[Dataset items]
****************

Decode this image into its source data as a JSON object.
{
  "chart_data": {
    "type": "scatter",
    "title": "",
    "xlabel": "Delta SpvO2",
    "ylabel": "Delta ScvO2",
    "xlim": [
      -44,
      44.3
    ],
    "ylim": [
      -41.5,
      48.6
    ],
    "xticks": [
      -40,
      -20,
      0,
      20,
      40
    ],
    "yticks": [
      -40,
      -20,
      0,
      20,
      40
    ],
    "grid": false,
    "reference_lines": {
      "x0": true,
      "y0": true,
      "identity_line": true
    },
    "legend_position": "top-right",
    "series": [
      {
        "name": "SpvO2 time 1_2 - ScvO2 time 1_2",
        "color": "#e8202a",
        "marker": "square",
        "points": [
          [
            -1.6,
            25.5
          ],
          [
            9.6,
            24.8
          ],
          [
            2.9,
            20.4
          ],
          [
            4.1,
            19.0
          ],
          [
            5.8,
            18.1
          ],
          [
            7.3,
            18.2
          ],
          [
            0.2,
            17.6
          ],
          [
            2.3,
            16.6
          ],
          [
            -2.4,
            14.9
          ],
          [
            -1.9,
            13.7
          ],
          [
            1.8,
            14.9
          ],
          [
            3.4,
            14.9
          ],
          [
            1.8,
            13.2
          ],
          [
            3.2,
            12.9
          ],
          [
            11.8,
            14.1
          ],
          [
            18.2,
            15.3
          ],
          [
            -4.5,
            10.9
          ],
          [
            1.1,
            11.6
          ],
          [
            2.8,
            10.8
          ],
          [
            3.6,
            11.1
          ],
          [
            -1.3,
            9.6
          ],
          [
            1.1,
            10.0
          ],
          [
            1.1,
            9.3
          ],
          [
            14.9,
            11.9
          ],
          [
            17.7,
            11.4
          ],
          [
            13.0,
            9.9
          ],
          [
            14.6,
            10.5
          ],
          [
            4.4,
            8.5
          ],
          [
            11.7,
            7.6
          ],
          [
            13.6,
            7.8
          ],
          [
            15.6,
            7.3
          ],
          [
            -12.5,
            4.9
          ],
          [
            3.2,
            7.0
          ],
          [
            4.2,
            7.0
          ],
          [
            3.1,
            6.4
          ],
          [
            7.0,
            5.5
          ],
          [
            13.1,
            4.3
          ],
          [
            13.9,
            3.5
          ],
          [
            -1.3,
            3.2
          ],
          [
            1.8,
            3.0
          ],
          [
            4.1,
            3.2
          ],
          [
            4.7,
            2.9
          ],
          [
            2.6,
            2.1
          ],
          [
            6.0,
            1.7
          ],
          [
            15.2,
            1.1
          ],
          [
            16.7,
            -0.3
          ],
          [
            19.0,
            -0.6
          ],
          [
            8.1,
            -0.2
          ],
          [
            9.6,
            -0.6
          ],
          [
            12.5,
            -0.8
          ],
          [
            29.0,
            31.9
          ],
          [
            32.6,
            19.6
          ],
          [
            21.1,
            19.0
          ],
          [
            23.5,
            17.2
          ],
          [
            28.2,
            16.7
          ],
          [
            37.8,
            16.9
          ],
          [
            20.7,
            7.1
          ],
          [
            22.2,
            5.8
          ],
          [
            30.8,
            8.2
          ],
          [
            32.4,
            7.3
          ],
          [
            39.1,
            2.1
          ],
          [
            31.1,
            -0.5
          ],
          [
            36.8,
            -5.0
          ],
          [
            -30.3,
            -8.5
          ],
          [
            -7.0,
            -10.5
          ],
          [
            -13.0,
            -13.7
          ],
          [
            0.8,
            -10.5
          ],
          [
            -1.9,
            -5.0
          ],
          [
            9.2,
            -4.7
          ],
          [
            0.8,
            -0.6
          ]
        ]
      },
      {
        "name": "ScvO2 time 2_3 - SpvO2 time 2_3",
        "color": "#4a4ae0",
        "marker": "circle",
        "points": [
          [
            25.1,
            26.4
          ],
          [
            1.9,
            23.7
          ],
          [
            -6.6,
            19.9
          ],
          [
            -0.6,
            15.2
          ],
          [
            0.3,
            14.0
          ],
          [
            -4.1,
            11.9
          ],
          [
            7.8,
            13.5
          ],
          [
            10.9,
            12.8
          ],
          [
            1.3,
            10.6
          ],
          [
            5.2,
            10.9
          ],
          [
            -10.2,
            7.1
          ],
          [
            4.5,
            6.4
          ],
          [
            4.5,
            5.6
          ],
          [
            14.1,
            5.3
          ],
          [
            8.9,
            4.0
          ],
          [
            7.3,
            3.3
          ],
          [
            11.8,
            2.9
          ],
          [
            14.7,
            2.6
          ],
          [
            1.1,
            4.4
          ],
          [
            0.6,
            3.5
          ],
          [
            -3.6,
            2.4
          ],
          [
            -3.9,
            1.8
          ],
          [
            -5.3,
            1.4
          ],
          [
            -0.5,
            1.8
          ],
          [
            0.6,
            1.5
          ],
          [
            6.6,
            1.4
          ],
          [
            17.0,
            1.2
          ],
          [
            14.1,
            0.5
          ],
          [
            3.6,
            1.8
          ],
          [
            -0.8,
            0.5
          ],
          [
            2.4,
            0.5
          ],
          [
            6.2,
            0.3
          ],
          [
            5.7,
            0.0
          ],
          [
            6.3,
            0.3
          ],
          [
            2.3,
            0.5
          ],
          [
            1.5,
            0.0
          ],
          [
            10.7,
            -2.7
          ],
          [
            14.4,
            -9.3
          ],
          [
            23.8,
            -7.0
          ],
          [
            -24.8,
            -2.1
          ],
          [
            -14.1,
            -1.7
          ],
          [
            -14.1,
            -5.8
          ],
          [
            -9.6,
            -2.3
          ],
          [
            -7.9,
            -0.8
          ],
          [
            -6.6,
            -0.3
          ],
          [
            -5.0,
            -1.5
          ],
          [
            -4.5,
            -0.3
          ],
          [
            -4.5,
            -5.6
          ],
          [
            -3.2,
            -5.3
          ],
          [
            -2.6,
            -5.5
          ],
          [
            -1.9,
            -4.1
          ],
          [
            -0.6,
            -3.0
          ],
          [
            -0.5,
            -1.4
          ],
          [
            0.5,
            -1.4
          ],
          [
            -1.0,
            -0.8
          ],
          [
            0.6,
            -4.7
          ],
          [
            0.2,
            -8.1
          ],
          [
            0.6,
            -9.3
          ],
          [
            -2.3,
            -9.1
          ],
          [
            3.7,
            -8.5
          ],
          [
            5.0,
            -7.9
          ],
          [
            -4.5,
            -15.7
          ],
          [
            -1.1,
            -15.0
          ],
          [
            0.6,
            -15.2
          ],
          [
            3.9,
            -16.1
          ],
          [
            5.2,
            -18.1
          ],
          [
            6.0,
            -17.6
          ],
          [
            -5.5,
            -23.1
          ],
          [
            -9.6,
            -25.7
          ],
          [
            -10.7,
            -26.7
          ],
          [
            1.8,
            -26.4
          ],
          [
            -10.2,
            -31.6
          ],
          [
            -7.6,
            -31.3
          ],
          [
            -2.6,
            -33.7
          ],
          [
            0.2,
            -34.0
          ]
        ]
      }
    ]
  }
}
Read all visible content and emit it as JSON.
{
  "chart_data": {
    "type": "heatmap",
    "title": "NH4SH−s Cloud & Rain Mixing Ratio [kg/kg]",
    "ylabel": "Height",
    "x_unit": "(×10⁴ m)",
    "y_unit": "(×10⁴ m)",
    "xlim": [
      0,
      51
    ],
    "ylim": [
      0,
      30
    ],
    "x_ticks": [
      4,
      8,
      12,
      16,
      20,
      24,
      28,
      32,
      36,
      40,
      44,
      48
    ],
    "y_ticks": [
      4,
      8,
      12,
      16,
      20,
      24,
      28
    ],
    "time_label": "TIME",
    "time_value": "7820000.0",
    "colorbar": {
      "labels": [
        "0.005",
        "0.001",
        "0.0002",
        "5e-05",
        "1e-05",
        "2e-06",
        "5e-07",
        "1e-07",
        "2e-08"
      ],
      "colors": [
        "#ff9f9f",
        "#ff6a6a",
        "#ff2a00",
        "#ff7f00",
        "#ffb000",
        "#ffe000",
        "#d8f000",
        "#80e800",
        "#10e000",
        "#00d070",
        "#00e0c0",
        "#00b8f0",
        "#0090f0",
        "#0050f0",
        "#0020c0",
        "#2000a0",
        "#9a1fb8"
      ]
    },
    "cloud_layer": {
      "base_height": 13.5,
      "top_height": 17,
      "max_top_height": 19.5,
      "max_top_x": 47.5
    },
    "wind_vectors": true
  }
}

****************

• WHAT YOU WILL DO: What needs duplicating is the run of lines from the one containing "Read all visible content and emit it as JSON." through the last line of the entries above, exact and complete.

• ANSWER BELOW:
Read all visible content and emit it as JSON.
{
  "chart_data": {
    "type": "heatmap",
    "title": "NH4SH−s Cloud & Rain Mixing Ratio [kg/kg]",
    "ylabel": "Height",
    "x_unit": "(×10⁴ m)",
    "y_unit": "(×10⁴ m)",
    "xlim": [
      0,
      51
    ],
    "ylim": [
      0,
      30
    ],
    "x_ticks": [
      4,
      8,
      12,
      16,
      20,
      24,
      28,
      32,
      36,
      40,
      44,
      48
    ],
    "y_ticks": [
      4,
      8,
      12,
      16,
      20,
      24,
      28
    ],
    "time_label": "TIME",
    "time_value": "7820000.0",
    "colorbar": {
      "labels": [
        "0.005",
        "0.001",
        "0.0002",
        "5e-05",
        "1e-05",
        "2e-06",
        "5e-07",
        "1e-07",
        "2e-08"
      ],
      "colors": [
        "#ff9f9f",
        "#ff6a6a",
        "#ff2a00",
        "#ff7f00",
        "#ffb000",
        "#ffe000",
        "#d8f000",
        "#80e800",
        "#10e000",
        "#00d070",
        "#00e0c0",
        "#00b8f0",
        "#0090f0",
        "#0050f0",
        "#0020c0",
        "#2000a0",
        "#9a1fb8"
      ]
    },
    "cloud_layer": {
      "base_height": 13.5,
      "top_height": 17,
      "max_top_height": 19.5,
      "max_top_x": 47.5
    },
    "wind_vectors": true
  }
}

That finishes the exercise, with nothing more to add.